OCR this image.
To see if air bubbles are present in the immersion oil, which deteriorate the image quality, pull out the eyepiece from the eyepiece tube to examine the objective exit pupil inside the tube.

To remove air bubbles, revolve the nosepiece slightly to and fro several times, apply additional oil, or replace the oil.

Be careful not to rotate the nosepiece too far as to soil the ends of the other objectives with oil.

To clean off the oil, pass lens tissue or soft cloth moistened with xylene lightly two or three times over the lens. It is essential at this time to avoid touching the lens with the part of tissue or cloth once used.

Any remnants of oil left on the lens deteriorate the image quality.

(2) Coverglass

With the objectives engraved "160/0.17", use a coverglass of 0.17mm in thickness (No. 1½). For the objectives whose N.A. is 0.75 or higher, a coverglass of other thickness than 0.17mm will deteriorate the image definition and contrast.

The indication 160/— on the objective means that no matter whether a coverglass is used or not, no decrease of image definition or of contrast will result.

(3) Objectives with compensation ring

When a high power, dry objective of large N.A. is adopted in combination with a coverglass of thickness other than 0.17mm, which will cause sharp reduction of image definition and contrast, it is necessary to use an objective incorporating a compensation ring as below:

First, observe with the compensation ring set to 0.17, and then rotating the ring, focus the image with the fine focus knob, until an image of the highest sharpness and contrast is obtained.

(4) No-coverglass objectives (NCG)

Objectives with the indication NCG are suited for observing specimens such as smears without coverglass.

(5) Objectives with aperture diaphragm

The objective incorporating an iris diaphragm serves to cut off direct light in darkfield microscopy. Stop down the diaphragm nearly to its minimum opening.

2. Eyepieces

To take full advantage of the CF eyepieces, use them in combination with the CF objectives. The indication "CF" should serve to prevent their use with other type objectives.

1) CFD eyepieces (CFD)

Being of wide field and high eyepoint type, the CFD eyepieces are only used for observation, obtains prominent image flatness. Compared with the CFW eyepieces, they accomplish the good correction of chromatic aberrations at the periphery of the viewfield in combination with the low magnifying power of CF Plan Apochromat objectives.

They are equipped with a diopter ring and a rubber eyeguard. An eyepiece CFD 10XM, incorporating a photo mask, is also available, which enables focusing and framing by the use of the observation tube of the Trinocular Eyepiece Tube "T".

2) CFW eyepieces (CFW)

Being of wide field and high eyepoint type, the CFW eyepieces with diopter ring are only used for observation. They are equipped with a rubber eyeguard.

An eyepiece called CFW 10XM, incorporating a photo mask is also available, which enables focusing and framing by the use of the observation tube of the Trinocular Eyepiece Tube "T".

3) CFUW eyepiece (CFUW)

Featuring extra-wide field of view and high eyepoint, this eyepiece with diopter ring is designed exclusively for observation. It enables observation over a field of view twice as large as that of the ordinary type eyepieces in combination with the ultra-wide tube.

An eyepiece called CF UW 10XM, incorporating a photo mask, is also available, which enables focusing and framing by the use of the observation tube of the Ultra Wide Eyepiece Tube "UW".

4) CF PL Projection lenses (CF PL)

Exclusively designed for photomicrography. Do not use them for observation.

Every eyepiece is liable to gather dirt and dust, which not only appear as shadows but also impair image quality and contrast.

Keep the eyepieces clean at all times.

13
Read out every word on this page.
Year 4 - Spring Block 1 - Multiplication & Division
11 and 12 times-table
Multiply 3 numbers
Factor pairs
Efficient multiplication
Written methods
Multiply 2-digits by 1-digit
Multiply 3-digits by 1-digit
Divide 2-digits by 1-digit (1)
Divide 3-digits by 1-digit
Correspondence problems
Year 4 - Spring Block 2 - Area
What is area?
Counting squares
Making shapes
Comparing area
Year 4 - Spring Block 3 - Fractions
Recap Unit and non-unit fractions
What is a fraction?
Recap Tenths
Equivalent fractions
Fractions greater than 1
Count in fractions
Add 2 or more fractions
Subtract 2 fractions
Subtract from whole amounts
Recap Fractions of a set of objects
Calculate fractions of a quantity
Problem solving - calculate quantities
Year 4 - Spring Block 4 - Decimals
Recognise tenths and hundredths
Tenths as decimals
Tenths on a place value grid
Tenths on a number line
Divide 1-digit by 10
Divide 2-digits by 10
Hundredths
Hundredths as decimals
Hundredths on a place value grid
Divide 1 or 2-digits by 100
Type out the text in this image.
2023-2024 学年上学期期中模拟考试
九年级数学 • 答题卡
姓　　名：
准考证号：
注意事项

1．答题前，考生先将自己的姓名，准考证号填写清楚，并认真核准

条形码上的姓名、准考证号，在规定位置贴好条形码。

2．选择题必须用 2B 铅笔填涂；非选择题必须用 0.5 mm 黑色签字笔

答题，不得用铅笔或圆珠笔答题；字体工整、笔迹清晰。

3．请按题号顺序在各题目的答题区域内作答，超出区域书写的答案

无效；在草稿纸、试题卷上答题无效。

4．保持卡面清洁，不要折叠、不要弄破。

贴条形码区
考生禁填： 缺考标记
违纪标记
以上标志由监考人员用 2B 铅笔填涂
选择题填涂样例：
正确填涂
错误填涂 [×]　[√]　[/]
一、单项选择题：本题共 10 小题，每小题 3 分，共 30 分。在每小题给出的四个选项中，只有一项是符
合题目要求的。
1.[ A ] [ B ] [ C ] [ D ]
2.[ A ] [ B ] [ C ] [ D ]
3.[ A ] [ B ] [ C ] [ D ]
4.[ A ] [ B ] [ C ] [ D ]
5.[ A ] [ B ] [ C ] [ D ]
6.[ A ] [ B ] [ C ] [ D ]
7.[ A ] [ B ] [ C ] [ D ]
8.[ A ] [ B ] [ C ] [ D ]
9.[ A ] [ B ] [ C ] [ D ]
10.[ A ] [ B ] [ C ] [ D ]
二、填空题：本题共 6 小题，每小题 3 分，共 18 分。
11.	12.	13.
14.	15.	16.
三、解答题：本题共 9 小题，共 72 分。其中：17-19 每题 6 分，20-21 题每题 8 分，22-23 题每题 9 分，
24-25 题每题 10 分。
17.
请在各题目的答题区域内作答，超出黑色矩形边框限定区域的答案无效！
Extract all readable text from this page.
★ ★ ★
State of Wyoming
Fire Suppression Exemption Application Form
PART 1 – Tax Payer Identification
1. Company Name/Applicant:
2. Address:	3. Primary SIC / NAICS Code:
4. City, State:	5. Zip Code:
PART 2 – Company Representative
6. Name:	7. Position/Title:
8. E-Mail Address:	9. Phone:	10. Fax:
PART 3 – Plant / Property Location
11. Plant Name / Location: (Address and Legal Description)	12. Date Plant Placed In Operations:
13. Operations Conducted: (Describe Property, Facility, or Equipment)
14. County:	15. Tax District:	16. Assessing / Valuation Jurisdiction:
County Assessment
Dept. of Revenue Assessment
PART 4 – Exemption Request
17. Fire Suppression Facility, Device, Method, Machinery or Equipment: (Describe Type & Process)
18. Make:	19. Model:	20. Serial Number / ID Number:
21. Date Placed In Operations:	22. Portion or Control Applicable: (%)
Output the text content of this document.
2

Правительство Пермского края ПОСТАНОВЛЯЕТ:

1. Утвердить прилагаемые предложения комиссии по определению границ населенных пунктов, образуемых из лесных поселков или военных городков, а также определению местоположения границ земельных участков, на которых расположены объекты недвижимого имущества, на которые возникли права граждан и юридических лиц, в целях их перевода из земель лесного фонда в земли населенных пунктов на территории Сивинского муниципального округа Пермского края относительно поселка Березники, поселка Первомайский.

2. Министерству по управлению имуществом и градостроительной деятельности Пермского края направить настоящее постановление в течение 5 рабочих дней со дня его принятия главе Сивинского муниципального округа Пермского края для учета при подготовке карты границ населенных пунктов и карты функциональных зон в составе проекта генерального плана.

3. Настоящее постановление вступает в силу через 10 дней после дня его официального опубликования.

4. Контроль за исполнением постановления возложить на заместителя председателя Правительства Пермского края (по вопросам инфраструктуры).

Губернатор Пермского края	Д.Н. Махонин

What this task involves: Look through the entries above. Extract each line with the word "пунктов".

Full response:
1. Утвердить прилагаемые предложения комиссии по определению границ населенных пунктов, образуемых из лесных поселков или военных городков, а также определению местоположения границ земельных участков, на которых расположены объекты недвижимого имущества, на которые возникли права граждан и юридических лиц, в целях их перевода из земель лесного фонда в земли населенных пунктов на территории Сивинского муниципального округа Пермского края относительно поселка Березники, поселка Первомайский.
2. Министерству по управлению имуществом и градостроительной деятельности Пермского края направить настоящее постановление в течение 5 рабочих дней со дня его принятия главе Сивинского муниципального округа Пермского края для учета при подготовке карты границ населенных пунктов и карты функциональных зон в составе проекта генерального плана.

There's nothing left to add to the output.